(Structured figure records)
· · · · ·

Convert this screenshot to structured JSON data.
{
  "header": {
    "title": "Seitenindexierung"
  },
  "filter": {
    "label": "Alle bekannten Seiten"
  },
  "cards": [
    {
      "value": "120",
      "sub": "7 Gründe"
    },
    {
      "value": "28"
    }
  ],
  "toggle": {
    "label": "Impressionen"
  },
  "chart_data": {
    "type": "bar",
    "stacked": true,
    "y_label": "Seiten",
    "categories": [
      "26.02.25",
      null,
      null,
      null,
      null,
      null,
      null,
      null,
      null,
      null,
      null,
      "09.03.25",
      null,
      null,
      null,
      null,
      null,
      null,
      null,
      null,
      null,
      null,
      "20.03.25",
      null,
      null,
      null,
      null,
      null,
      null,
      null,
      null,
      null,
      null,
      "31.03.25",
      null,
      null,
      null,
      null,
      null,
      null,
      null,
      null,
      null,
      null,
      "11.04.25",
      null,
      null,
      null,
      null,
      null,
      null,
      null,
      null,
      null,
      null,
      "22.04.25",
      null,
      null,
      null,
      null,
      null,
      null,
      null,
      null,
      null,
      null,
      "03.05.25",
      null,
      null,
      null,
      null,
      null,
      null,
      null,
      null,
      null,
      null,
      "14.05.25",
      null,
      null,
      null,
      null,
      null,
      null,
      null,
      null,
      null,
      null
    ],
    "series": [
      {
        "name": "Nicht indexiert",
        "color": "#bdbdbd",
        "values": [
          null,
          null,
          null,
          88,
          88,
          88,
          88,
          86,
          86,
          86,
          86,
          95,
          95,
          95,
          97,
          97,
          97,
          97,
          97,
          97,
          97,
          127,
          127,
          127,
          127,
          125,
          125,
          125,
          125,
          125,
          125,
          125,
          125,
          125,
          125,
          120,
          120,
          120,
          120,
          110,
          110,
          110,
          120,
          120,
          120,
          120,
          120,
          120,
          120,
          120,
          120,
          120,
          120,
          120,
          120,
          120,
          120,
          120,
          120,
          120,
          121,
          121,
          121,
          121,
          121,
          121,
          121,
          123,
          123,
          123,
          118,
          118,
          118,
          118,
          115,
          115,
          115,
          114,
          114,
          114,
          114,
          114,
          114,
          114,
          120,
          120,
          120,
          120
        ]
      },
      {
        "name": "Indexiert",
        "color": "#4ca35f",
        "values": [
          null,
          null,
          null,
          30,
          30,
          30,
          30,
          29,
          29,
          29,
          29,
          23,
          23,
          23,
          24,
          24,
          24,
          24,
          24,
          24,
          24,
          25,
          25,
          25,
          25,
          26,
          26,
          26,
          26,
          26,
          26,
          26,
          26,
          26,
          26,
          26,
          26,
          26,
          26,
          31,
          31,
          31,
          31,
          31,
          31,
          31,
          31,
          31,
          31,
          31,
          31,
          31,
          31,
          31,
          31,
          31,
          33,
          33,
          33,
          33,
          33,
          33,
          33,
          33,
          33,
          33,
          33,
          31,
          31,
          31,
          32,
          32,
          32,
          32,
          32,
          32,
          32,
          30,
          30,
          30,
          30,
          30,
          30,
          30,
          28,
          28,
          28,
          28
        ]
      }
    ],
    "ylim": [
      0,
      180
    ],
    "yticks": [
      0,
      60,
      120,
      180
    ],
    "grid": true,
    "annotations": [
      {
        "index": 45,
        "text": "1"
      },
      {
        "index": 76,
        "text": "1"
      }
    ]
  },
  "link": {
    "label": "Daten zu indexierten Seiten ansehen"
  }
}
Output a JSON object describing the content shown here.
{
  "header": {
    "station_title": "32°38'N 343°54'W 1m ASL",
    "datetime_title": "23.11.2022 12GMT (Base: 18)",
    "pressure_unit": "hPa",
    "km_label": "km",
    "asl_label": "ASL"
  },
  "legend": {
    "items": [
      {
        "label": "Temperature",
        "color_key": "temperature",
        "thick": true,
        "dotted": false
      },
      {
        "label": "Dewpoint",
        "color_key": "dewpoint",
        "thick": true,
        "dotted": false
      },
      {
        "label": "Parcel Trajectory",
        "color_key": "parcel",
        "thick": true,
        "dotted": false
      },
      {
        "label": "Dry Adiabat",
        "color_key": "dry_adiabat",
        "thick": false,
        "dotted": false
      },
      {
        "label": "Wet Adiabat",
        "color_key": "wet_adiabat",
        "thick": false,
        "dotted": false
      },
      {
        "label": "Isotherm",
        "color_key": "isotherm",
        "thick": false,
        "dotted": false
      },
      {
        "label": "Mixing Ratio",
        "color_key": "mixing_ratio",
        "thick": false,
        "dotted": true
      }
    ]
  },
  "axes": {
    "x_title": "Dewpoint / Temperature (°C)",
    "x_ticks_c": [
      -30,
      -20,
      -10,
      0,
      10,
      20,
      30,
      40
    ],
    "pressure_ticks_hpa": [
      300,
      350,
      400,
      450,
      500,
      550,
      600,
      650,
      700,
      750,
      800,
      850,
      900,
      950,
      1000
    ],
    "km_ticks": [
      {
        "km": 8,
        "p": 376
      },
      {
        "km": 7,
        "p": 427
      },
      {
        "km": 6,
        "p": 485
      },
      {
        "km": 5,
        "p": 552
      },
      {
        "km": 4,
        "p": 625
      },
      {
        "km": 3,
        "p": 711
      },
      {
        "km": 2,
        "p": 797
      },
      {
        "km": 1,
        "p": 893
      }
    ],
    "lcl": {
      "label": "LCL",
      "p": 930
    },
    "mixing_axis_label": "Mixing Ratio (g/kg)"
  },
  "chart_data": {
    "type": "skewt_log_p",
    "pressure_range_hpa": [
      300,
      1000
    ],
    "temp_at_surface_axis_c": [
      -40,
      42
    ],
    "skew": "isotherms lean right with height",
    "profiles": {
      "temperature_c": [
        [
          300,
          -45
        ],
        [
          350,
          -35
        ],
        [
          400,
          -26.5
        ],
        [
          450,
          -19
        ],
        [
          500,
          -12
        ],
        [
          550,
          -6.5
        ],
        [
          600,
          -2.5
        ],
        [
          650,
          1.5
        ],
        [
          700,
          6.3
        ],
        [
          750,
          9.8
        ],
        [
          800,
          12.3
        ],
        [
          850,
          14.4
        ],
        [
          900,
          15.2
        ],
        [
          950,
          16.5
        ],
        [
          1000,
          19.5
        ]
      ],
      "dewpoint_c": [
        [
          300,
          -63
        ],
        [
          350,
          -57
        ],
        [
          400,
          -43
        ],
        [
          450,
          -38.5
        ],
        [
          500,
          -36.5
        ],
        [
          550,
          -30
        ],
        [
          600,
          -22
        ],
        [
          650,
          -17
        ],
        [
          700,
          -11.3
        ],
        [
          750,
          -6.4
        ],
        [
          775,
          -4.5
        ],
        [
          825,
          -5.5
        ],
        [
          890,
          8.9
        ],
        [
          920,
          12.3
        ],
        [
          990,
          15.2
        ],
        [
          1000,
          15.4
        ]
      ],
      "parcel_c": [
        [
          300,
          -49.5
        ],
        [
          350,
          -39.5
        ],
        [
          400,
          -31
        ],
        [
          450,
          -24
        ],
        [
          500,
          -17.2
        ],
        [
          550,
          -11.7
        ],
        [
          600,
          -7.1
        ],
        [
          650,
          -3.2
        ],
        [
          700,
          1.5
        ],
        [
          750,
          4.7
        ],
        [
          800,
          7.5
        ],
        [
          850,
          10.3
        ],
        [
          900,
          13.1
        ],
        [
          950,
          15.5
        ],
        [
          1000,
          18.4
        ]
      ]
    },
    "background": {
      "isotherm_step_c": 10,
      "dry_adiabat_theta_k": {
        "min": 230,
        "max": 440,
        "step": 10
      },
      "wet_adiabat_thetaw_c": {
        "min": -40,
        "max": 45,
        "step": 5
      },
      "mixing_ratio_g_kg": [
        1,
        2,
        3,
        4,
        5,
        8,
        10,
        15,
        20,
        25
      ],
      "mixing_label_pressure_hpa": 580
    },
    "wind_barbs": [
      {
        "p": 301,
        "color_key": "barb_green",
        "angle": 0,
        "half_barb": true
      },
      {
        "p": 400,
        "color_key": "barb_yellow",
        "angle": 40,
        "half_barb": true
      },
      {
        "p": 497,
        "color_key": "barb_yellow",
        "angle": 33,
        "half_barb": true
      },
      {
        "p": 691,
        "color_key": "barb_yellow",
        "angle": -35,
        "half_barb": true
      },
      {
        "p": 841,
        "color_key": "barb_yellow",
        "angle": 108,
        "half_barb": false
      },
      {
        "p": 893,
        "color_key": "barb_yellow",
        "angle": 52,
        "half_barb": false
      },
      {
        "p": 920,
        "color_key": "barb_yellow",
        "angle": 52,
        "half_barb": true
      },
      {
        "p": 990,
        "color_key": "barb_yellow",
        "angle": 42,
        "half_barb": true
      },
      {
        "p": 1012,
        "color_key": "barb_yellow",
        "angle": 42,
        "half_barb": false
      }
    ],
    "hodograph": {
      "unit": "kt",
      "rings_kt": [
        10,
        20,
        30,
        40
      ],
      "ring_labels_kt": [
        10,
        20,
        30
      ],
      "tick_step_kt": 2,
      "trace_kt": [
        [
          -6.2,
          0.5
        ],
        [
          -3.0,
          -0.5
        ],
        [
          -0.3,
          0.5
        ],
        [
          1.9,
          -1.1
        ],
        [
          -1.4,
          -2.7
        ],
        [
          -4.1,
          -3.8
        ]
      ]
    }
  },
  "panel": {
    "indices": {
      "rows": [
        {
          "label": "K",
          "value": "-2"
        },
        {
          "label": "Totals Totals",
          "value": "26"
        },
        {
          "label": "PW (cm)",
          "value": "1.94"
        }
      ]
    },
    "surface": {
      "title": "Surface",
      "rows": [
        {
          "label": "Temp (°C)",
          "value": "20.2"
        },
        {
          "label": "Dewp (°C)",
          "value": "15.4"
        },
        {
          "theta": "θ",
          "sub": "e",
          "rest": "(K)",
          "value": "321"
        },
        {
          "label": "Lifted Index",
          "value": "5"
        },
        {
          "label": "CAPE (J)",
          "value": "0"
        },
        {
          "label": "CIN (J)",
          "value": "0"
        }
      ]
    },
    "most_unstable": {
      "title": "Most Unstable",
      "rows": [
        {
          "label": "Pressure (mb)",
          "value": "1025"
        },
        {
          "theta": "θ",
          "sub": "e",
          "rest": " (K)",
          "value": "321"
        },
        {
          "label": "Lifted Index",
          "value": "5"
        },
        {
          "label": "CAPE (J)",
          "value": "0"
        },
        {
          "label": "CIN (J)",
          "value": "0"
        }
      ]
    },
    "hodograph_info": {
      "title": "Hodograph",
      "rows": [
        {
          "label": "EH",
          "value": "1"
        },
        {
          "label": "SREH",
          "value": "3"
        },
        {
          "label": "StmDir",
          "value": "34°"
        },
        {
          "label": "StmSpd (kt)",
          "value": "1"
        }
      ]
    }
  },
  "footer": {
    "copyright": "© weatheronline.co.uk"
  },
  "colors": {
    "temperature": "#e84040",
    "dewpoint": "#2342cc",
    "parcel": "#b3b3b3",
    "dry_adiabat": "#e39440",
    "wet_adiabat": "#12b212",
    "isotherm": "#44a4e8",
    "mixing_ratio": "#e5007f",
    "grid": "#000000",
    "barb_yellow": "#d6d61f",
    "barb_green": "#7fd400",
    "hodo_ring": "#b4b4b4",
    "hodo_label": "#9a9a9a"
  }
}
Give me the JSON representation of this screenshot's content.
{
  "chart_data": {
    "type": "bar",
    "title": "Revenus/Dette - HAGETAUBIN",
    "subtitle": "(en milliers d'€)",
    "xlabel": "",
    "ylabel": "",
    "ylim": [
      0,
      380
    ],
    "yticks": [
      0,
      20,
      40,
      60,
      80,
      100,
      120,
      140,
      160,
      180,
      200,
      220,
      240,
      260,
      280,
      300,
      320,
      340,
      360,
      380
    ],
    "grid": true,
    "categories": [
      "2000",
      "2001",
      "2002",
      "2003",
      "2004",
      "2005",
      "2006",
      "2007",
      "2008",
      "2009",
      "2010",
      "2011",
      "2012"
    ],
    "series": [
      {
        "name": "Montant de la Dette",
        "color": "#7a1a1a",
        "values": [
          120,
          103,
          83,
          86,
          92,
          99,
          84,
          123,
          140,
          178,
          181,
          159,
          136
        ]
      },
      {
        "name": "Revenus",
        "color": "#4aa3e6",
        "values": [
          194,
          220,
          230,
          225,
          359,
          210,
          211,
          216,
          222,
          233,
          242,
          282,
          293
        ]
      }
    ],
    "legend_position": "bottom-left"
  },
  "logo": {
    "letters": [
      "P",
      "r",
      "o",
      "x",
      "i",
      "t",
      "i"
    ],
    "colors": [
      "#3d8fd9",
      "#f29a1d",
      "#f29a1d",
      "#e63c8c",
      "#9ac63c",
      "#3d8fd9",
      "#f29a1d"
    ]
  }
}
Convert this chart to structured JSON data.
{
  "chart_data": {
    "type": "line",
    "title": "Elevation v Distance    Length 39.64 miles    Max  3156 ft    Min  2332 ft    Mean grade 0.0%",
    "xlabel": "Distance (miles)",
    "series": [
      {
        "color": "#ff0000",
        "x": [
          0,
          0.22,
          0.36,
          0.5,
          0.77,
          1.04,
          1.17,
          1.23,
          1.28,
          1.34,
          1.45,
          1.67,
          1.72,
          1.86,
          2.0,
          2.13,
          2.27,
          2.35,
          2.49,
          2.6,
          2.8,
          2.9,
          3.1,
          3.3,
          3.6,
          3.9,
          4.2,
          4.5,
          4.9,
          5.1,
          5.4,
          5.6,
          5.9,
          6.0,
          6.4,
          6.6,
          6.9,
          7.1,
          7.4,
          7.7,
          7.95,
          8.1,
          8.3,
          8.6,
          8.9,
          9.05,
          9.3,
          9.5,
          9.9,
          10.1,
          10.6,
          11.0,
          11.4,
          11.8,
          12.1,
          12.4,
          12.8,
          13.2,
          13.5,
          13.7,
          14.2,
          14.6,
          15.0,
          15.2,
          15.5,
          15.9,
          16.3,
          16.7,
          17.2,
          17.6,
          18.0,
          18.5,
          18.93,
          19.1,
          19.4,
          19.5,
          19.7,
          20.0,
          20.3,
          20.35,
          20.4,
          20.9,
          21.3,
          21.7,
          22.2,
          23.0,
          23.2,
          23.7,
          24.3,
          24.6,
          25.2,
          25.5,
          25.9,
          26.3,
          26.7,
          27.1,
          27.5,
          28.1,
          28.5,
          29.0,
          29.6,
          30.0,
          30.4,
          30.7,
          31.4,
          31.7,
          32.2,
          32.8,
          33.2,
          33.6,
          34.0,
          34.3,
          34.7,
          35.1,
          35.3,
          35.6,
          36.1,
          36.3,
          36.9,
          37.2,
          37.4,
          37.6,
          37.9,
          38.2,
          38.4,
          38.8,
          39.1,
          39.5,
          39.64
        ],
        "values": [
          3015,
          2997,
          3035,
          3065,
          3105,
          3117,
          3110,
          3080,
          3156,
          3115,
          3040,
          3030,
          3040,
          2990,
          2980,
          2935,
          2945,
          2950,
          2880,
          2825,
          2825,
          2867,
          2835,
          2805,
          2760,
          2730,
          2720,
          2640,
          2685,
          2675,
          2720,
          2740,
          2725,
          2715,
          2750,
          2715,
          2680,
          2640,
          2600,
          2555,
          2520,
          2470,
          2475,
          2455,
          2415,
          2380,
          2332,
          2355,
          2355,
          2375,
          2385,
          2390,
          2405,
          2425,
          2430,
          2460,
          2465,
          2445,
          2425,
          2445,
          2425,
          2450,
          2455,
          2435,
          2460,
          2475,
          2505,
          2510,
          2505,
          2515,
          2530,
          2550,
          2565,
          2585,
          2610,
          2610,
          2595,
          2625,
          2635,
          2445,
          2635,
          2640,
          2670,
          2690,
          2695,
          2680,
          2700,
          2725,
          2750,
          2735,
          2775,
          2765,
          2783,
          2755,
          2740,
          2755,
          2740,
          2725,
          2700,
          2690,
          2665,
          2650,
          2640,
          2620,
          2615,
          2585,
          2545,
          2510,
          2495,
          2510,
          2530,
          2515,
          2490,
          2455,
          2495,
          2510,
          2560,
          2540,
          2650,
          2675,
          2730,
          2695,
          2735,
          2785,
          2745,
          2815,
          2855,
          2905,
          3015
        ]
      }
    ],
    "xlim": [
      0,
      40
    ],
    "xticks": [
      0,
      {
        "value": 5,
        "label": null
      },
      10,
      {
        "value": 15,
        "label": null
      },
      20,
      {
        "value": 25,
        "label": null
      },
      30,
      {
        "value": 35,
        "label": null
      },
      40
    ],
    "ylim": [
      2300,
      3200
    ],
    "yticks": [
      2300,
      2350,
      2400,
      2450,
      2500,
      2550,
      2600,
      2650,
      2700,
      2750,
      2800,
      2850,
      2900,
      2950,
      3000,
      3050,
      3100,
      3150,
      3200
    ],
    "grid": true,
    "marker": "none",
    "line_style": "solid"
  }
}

· · · · ·

What you need to do:
Return each line of the listing that holds the string "name".

Answer to this exercise:
        "name": "Nicht indexiert",
        "name": "Indexiert",
        "name": "Montant de la Dette",
        "name": "Revenus",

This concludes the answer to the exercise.